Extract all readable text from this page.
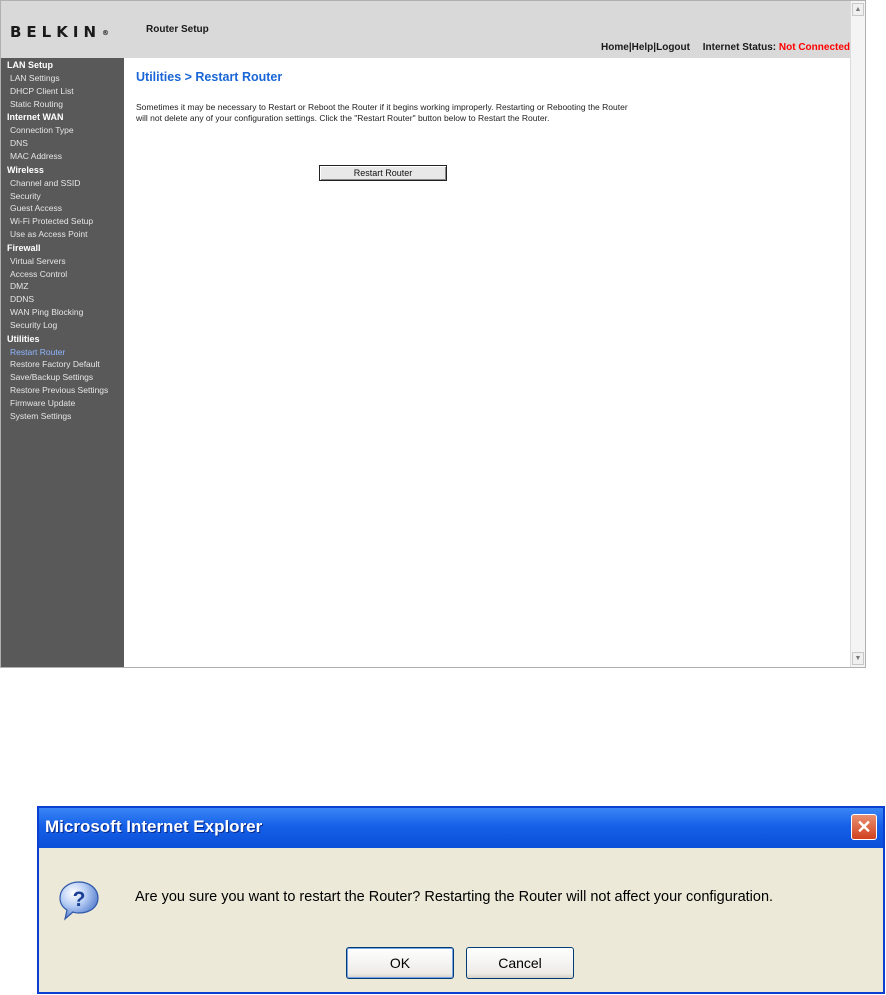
BELKIN®	Router Setup
Home|Help|Logout Internet Status: Not Connected
LAN Setup
LAN Settings
DHCP Client List
Static Routing
Internet WAN
Connection Type
DNS
MAC Address
Wireless
Channel and SSID
Security
Guest Access
Wi-Fi Protected Setup
Use as Access Point
Firewall
Virtual Servers
Access Control
DMZ
DDNS
WAN Ping Blocking
Security Log
Utilities
Restart Router
Restore Factory Default
Save/Backup Settings
Restore Previous Settings
Firmware Update
System Settings
Utilities > Restart Router
Sometimes it may be necessary to Restart or Reboot the Router if it begins working improperly. Restarting or Rebooting the Router will not delete any of your configuration settings. Click the "Restart Router" button below to Restart the Router.
Restart Router
▲
▼
Microsoft Internet Explorer	✕
?	Are you sure you want to restart the Router? Restarting the Router will not affect your configuration.
OK	Cancel
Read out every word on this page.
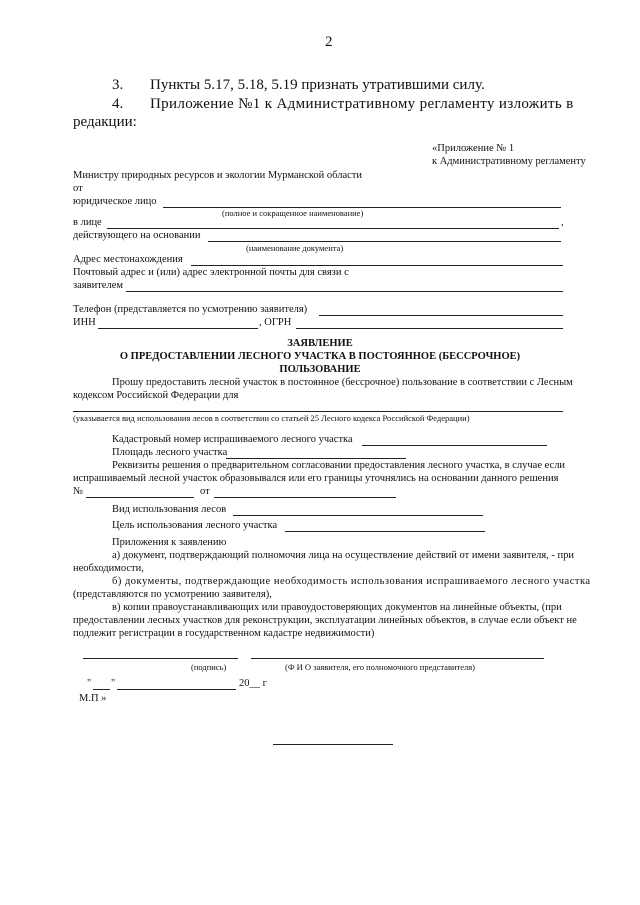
2
3. Пункты 5.17, 5.18, 5.19 признать утратившими силу.
4. Приложение №1 к Административному регламенту изложить в
редакции:
«Приложение № 1
к Административному регламенту
Министру природных ресурсов и экологии Мурманской области
от
юридическое лицо
(полное и сокращенное наименование)
в лице	,
действующего на основании
(наименование документа)
Адрес местонахождения
Почтовый адрес и (или) адрес электронной почты для связи с
заявителем
Телефон (представляется по усмотрению заявителя)
ИНН	, ОГРН
ЗАЯВЛЕНИЕ
О ПРЕДОСТАВЛЕНИИ ЛЕСНОГО УЧАСТКА В ПОСТОЯННОЕ (БЕССРОЧНОЕ)
ПОЛЬЗОВАНИЕ
Прошу предоставить лесной участок в постоянное (бессрочное) пользование в соответствии с Лесным
кодексом Российской Федерации для
(указывается вид использования лесов в соответствии со статьей 25 Лесного кодекса Российской Федерации)
Кадастровый номер испрашиваемого лесного участка
Площадь лесного участка
Реквизиты решения о предварительном согласовании предоставления лесного участка, в случае если
испрашиваемый лесной участок образовывался или его границы уточнялись на основании данного решения
№	от
Вид использования лесов
Цель использования лесного участка
Приложения к заявлению
а) документ, подтверждающий полномочия лица на осуществление действий от имени заявителя, - при
необходимости,
б) документы, подтверждающие необходимость использования испрашиваемого лесного участка
(представляются по усмотрению заявителя),
в) копии правоустанавливающих или правоудостоверяющих документов на линейные объекты, (при
предоставлении лесных участков для реконструкции, эксплуатации линейных объектов, в случае если объект не
подлежит регистрации в государственном кадастре недвижимости)
(подпись)	(Ф И О заявителя, его полномочного представителя)
" "	20__ г
М.П »
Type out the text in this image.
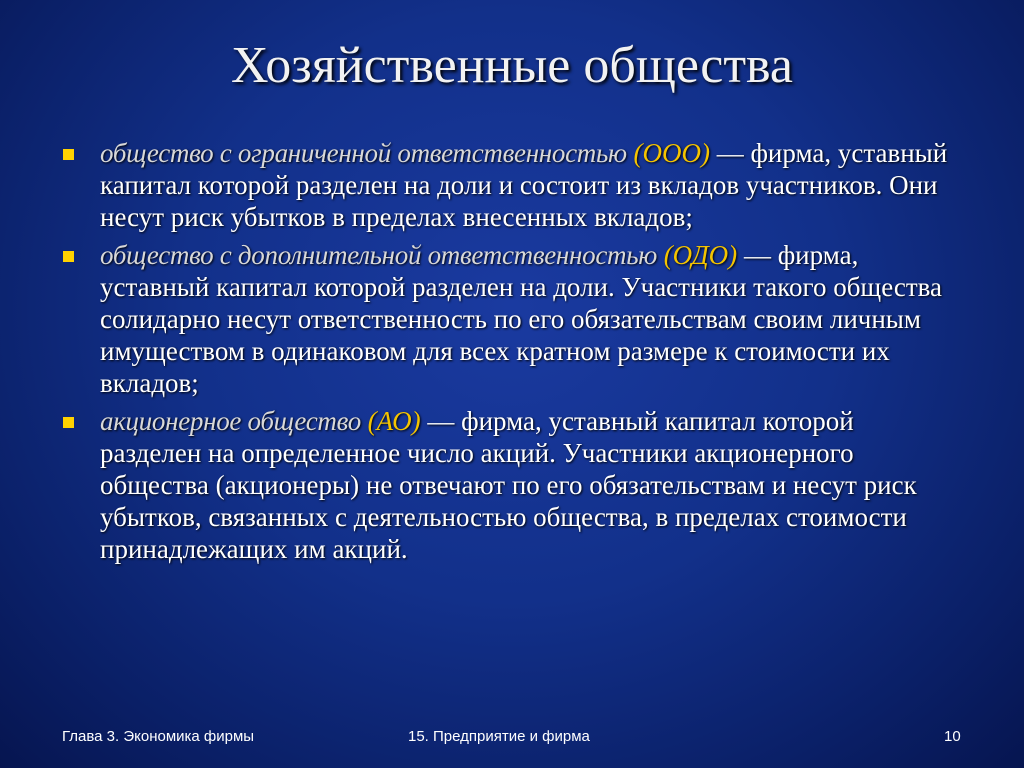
Хозяйственные общества
общество с ограниченной ответственностью (ООО) — фирма, уставный капитал которой разделен на доли и состоит из вкладов участников. Они несут риск убытков в пределах внесенных вкладов;
общество с дополнительной ответственностью (ОДО) — фирма, уставный капитал которой разделен на доли. Участники такого общества солидарно несут ответственность по его обязательствам своим личным имуществом в одинаковом для всех кратном размере к стоимости их вкладов;
акционерное общество (АО) — фирма, уставный капитал которой разделен на определенное число акций. Участники акционерного общества (акционеры) не отвечают по его обязательствам и несут риск убытков, связанных с деятельностью общества, в пределах стоимости принадлежащих им акций.
Глава 3. Экономика фирмы	15. Предприятие и фирма	10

------------------------------------

_Objective:_ Transcribe every entry word for word, but omit the pictures.

_Expected output:_
Extract all readable text from this page.
BELKIN®	Router Setup
Home|Help|Logout Internet Status: Not Connected
LAN Setup
LAN Settings
DHCP Client List
Static Routing
Internet WAN
Connection Type
DNS
MAC Address
Wireless
Channel and SSID
Security
Guest Access
Wi-Fi Protected Setup
Use as Access Point
Firewall
Virtual Servers
Access Control
DMZ
DDNS
WAN Ping Blocking
Security Log
Utilities
Restart Router
Restore Factory Default
Save/Backup Settings
Restore Previous Settings
Firmware Update
System Settings
Utilities > Restart Router
Sometimes it may be necessary to Restart or Reboot the Router if it begins working improperly. Restarting or Rebooting the Router will not delete any of your configuration settings. Click the "Restart Router" button below to Restart the Router.
Restart Router
▲
▼
Microsoft Internet Explorer	✕
?	Are you sure you want to restart the Router? Restarting the Router will not affect your configuration.
OK	Cancel
Read out every word on this page.
2
3. Пункты 5.17, 5.18, 5.19 признать утратившими силу.
4. Приложение №1 к Административному регламенту изложить в
редакции:
«Приложение № 1
к Административному регламенту
Министру природных ресурсов и экологии Мурманской области
от
юридическое лицо
(полное и сокращенное наименование)
в лице	,
действующего на основании
(наименование документа)
Адрес местонахождения
Почтовый адрес и (или) адрес электронной почты для связи с
заявителем
Телефон (представляется по усмотрению заявителя)
ИНН	, ОГРН
ЗАЯВЛЕНИЕ
О ПРЕДОСТАВЛЕНИИ ЛЕСНОГО УЧАСТКА В ПОСТОЯННОЕ (БЕССРОЧНОЕ)
ПОЛЬЗОВАНИЕ
Прошу предоставить лесной участок в постоянное (бессрочное) пользование в соответствии с Лесным
кодексом Российской Федерации для
(указывается вид использования лесов в соответствии со статьей 25 Лесного кодекса Российской Федерации)
Кадастровый номер испрашиваемого лесного участка
Площадь лесного участка
Реквизиты решения о предварительном согласовании предоставления лесного участка, в случае если
испрашиваемый лесной участок образовывался или его границы уточнялись на основании данного решения
№	от
Вид использования лесов
Цель использования лесного участка
Приложения к заявлению
а) документ, подтверждающий полномочия лица на осуществление действий от имени заявителя, - при
необходимости,
б) документы, подтверждающие необходимость использования испрашиваемого лесного участка
(представляются по усмотрению заявителя),
в) копии правоустанавливающих или правоудостоверяющих документов на линейные объекты, (при
предоставлении лесных участков для реконструкции, эксплуатации линейных объектов, в случае если объект не
подлежит регистрации в государственном кадастре недвижимости)
(подпись)	(Ф И О заявителя, его полномочного представителя)
" "	20__ г
М.П »
Type out the text in this image.
Хозяйственные общества
общество с ограниченной ответственностью (ООО) — фирма, уставный капитал которой разделен на доли и состоит из вкладов участников. Они несут риск убытков в пределах внесенных вкладов;
общество с дополнительной ответственностью (ОДО) — фирма, уставный капитал которой разделен на доли. Участники такого общества солидарно несут ответственность по его обязательствам своим личным имуществом в одинаковом для всех кратном размере к стоимости их вкладов;
акционерное общество (АО) — фирма, уставный капитал которой разделен на определенное число акций. Участники акционерного общества (акционеры) не отвечают по его обязательствам и несут риск убытков, связанных с деятельностью общества, в пределах стоимости принадлежащих им акций.
Глава 3. Экономика фирмы	15. Предприятие и фирма	10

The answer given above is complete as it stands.